(SET EXERCISE): Images are not part of the copy; write out the rest of the data exactly as given.

(INPUT DATA):

***

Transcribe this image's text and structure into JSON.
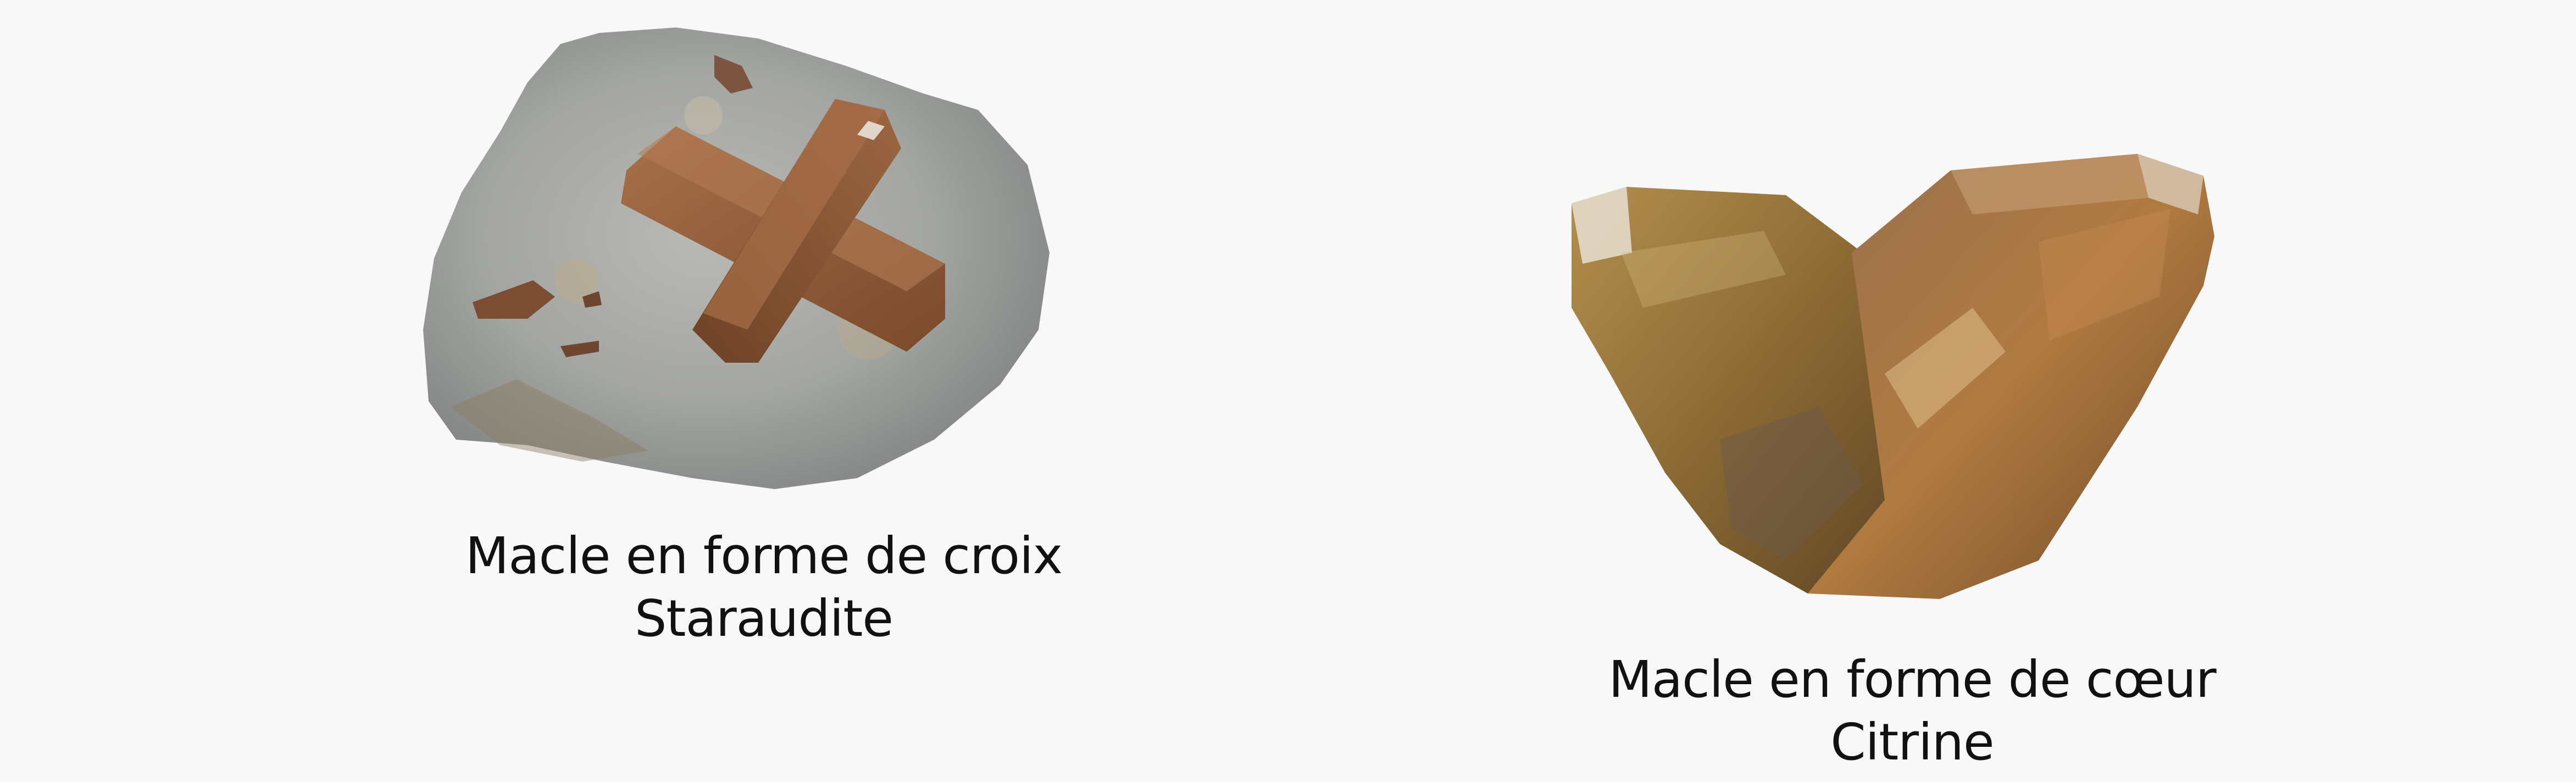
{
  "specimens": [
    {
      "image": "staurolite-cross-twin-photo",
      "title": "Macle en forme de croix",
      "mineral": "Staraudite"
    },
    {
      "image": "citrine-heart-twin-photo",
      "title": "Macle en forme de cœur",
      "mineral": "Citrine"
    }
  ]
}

***

(WRITTEN ANSWER):
Transcribe this image's text and structure into JSON.
{
  "specimens": [
    {
      "image": "staurolite-cross-twin-photo",
      "title": "Macle en forme de croix",
      "mineral": "Staraudite"
    },
    {
      "image": "citrine-heart-twin-photo",
      "title": "Macle en forme de cœur",
      "mineral": "Citrine"
    }
  ]
}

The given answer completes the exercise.